Stored data
○ ○ ○
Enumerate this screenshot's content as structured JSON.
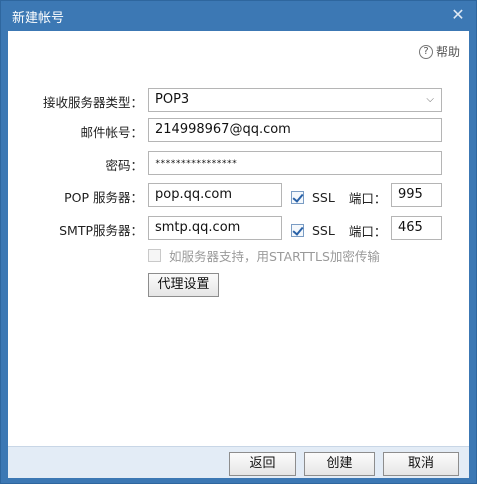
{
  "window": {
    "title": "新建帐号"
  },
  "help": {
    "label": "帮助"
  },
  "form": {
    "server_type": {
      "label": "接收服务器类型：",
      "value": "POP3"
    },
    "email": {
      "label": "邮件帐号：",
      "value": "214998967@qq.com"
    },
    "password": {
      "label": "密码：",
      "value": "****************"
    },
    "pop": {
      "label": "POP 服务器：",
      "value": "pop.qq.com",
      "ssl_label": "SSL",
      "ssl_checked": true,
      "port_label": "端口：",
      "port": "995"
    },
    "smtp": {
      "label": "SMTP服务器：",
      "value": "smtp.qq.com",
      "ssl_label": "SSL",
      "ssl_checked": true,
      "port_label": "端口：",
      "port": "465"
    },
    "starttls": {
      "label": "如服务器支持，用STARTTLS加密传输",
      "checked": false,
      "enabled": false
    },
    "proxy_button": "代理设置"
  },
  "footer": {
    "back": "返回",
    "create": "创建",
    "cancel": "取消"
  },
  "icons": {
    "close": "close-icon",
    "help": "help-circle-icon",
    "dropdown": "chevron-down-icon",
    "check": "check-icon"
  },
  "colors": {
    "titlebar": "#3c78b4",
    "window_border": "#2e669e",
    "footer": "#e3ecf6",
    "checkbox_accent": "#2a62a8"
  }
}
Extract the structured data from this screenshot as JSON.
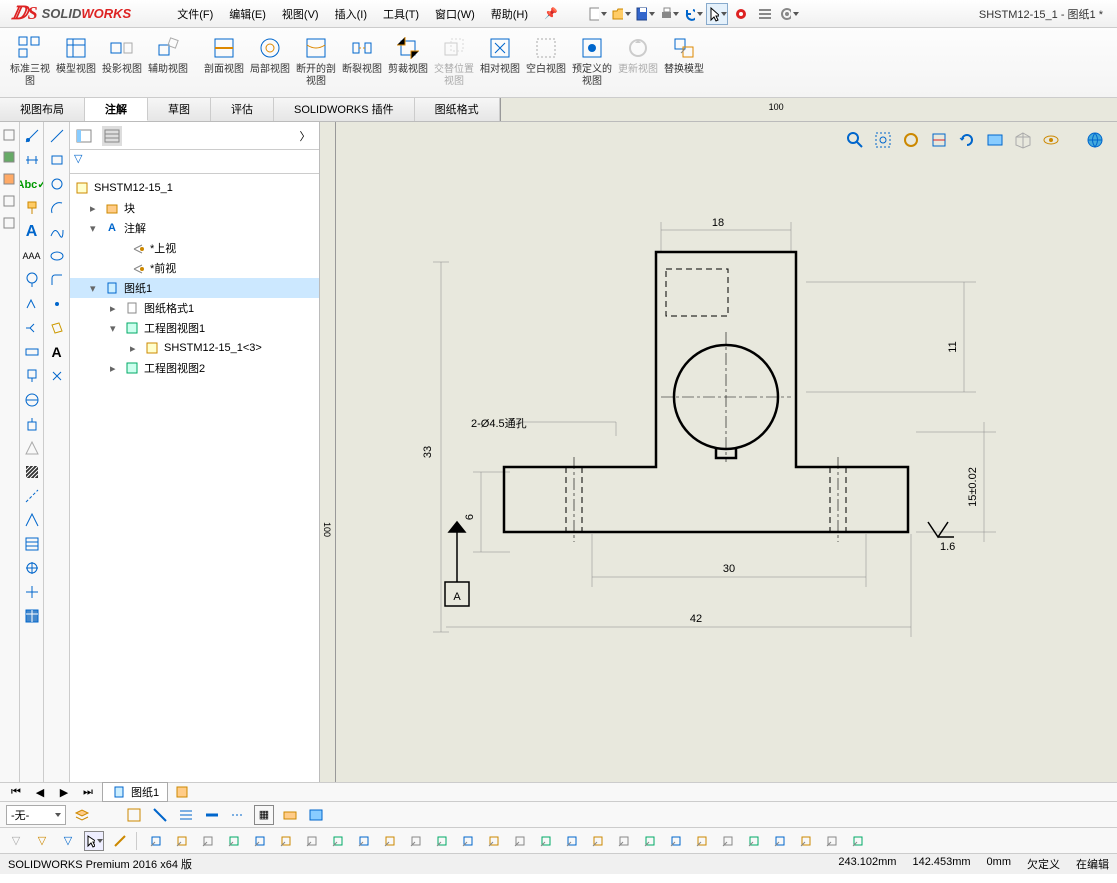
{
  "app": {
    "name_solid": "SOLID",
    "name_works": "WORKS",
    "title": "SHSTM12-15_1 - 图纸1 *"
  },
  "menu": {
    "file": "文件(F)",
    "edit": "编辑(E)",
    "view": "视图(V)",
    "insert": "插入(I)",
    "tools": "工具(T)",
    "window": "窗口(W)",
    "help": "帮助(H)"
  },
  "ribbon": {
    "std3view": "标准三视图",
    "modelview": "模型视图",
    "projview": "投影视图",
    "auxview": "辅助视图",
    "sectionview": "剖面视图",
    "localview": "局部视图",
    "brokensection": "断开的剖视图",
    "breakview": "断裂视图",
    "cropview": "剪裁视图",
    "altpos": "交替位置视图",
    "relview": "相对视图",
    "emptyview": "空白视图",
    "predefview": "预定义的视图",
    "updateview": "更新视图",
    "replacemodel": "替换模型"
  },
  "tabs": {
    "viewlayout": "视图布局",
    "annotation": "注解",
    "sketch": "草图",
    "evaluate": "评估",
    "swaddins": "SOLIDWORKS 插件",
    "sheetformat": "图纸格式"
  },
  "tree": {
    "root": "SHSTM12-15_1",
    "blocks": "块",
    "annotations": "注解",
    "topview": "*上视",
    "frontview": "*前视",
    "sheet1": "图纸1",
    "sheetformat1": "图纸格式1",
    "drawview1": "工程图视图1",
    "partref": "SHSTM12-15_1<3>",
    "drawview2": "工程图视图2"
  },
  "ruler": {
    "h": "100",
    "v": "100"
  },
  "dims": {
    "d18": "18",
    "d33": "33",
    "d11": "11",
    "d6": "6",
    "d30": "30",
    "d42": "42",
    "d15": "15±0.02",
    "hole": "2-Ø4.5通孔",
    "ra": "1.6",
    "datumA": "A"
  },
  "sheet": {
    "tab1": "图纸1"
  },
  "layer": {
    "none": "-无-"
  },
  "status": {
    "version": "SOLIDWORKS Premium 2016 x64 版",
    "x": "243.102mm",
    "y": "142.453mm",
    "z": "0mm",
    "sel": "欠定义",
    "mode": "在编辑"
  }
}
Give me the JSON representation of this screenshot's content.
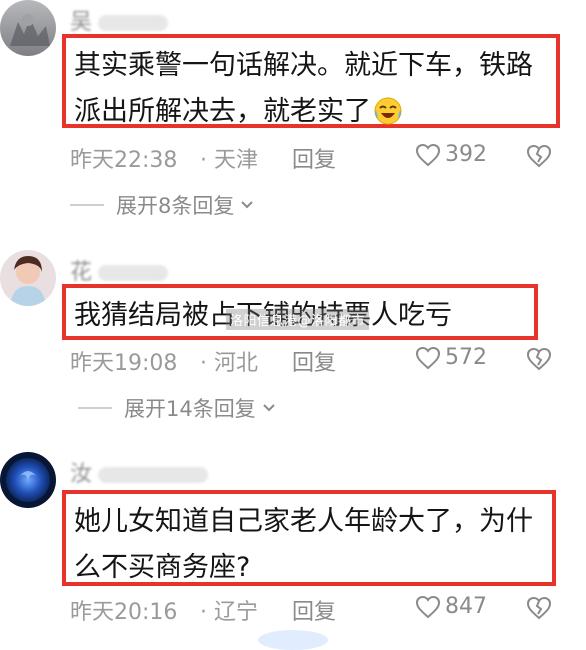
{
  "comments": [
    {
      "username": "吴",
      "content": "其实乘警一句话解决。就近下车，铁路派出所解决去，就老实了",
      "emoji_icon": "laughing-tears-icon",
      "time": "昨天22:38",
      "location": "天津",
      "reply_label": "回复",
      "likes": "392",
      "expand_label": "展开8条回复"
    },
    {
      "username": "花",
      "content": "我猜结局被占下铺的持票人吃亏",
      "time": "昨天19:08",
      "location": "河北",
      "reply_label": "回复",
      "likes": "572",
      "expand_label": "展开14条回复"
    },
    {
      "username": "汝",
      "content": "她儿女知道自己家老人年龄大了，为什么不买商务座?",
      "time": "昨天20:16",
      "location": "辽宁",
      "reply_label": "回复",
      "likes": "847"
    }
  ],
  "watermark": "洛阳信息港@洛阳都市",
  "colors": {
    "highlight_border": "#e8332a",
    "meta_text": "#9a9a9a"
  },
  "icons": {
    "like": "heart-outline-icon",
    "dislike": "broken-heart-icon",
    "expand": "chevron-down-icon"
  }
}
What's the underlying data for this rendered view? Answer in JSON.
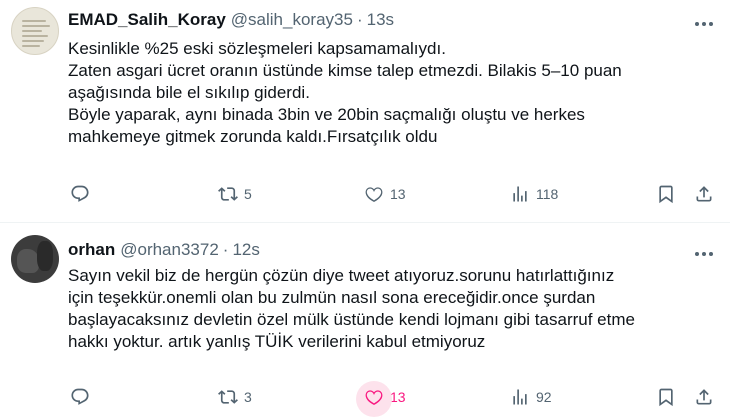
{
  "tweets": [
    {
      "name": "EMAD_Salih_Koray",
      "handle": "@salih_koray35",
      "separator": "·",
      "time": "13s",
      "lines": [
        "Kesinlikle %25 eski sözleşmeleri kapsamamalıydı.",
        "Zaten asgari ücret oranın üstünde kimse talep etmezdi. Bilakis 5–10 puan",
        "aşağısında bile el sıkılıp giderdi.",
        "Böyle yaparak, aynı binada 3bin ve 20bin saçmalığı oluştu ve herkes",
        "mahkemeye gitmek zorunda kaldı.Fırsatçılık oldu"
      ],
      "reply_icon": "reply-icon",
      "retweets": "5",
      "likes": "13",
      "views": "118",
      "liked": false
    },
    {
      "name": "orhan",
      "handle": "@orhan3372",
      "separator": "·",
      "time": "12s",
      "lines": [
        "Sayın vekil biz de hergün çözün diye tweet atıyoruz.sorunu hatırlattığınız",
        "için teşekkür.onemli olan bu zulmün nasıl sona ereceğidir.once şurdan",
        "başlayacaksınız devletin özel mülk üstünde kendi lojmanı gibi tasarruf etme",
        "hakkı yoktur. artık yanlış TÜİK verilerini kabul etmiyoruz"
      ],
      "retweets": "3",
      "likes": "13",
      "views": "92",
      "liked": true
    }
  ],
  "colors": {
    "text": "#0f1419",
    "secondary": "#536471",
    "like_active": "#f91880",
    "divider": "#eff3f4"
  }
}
○ ○ ○
• Goal
Repeat the data exactly, without the pictures.

• Response to the task
Enumerate this screenshot's content as structured JSON.
{
  "window": {
    "title": "新建帐号"
  },
  "help": {
    "label": "帮助"
  },
  "form": {
    "server_type": {
      "label": "接收服务器类型：",
      "value": "POP3"
    },
    "email": {
      "label": "邮件帐号：",
      "value": "214998967@qq.com"
    },
    "password": {
      "label": "密码：",
      "value": "****************"
    },
    "pop": {
      "label": "POP 服务器：",
      "value": "pop.qq.com",
      "ssl_label": "SSL",
      "ssl_checked": true,
      "port_label": "端口：",
      "port": "995"
    },
    "smtp": {
      "label": "SMTP服务器：",
      "value": "smtp.qq.com",
      "ssl_label": "SSL",
      "ssl_checked": true,
      "port_label": "端口：",
      "port": "465"
    },
    "starttls": {
      "label": "如服务器支持，用STARTTLS加密传输",
      "checked": false,
      "enabled": false
    },
    "proxy_button": "代理设置"
  },
  "footer": {
    "back": "返回",
    "create": "创建",
    "cancel": "取消"
  },
  "icons": {
    "close": "close-icon",
    "help": "help-circle-icon",
    "dropdown": "chevron-down-icon",
    "check": "check-icon"
  },
  "colors": {
    "titlebar": "#3c78b4",
    "window_border": "#2e669e",
    "footer": "#e3ecf6",
    "checkbox_accent": "#2a62a8"
  }
}
Extract the structured data from this screenshot as JSON.
{
  "app": {
    "name_solid": "SOLID",
    "name_works": "WORKS",
    "title": "SHSTM12-15_1 - 图纸1 *"
  },
  "menu": {
    "file": "文件(F)",
    "edit": "编辑(E)",
    "view": "视图(V)",
    "insert": "插入(I)",
    "tools": "工具(T)",
    "window": "窗口(W)",
    "help": "帮助(H)"
  },
  "ribbon": {
    "std3view": "标准三视图",
    "modelview": "模型视图",
    "projview": "投影视图",
    "auxview": "辅助视图",
    "sectionview": "剖面视图",
    "localview": "局部视图",
    "brokensection": "断开的剖视图",
    "breakview": "断裂视图",
    "cropview": "剪裁视图",
    "altpos": "交替位置视图",
    "relview": "相对视图",
    "emptyview": "空白视图",
    "predefview": "预定义的视图",
    "updateview": "更新视图",
    "replacemodel": "替换模型"
  },
  "tabs": {
    "viewlayout": "视图布局",
    "annotation": "注解",
    "sketch": "草图",
    "evaluate": "评估",
    "swaddins": "SOLIDWORKS 插件",
    "sheetformat": "图纸格式"
  },
  "tree": {
    "root": "SHSTM12-15_1",
    "blocks": "块",
    "annotations": "注解",
    "topview": "*上视",
    "frontview": "*前视",
    "sheet1": "图纸1",
    "sheetformat1": "图纸格式1",
    "drawview1": "工程图视图1",
    "partref": "SHSTM12-15_1<3>",
    "drawview2": "工程图视图2"
  },
  "ruler": {
    "h": "100",
    "v": "100"
  },
  "dims": {
    "d18": "18",
    "d33": "33",
    "d11": "11",
    "d6": "6",
    "d30": "30",
    "d42": "42",
    "d15": "15±0.02",
    "hole": "2-Ø4.5通孔",
    "ra": "1.6",
    "datumA": "A"
  },
  "sheet": {
    "tab1": "图纸1"
  },
  "layer": {
    "none": "-无-"
  },
  "status": {
    "version": "SOLIDWORKS Premium 2016 x64 版",
    "x": "243.102mm",
    "y": "142.453mm",
    "z": "0mm",
    "sel": "欠定义",
    "mode": "在编辑"
  }
}
Give me the JSON representation of this screenshot's content.
{
  "comments": [
    {
      "username": "吴",
      "content": "其实乘警一句话解决。就近下车，铁路派出所解决去，就老实了",
      "emoji_icon": "laughing-tears-icon",
      "time": "昨天22:38",
      "location": "天津",
      "reply_label": "回复",
      "likes": "392",
      "expand_label": "展开8条回复"
    },
    {
      "username": "花",
      "content": "我猜结局被占下铺的持票人吃亏",
      "time": "昨天19:08",
      "location": "河北",
      "reply_label": "回复",
      "likes": "572",
      "expand_label": "展开14条回复"
    },
    {
      "username": "汝",
      "content": "她儿女知道自己家老人年龄大了，为什么不买商务座?",
      "time": "昨天20:16",
      "location": "辽宁",
      "reply_label": "回复",
      "likes": "847"
    }
  ],
  "watermark": "洛阳信息港@洛阳都市",
  "colors": {
    "highlight_border": "#e8332a",
    "meta_text": "#9a9a9a"
  },
  "icons": {
    "like": "heart-outline-icon",
    "dislike": "broken-heart-icon",
    "expand": "chevron-down-icon"
  }
}
What's the underlying data for this rendered view? Answer in JSON.
{
  "tweets": [
    {
      "name": "EMAD_Salih_Koray",
      "handle": "@salih_koray35",
      "separator": "·",
      "time": "13s",
      "lines": [
        "Kesinlikle %25 eski sözleşmeleri kapsamamalıydı.",
        "Zaten asgari ücret oranın üstünde kimse talep etmezdi. Bilakis 5–10 puan",
        "aşağısında bile el sıkılıp giderdi.",
        "Böyle yaparak, aynı binada 3bin ve 20bin saçmalığı oluştu ve herkes",
        "mahkemeye gitmek zorunda kaldı.Fırsatçılık oldu"
      ],
      "reply_icon": "reply-icon",
      "retweets": "5",
      "likes": "13",
      "views": "118",
      "liked": false
    },
    {
      "name": "orhan",
      "handle": "@orhan3372",
      "separator": "·",
      "time": "12s",
      "lines": [
        "Sayın vekil biz de hergün çözün diye tweet atıyoruz.sorunu hatırlattığınız",
        "için teşekkür.onemli olan bu zulmün nasıl sona ereceğidir.once şurdan",
        "başlayacaksınız devletin özel mülk üstünde kendi lojmanı gibi tasarruf etme",
        "hakkı yoktur. artık yanlış TÜİK verilerini kabul etmiyoruz"
      ],
      "retweets": "3",
      "likes": "13",
      "views": "92",
      "liked": true
    }
  ],
  "colors": {
    "text": "#0f1419",
    "secondary": "#536471",
    "like_active": "#f91880",
    "divider": "#eff3f4"
  }
}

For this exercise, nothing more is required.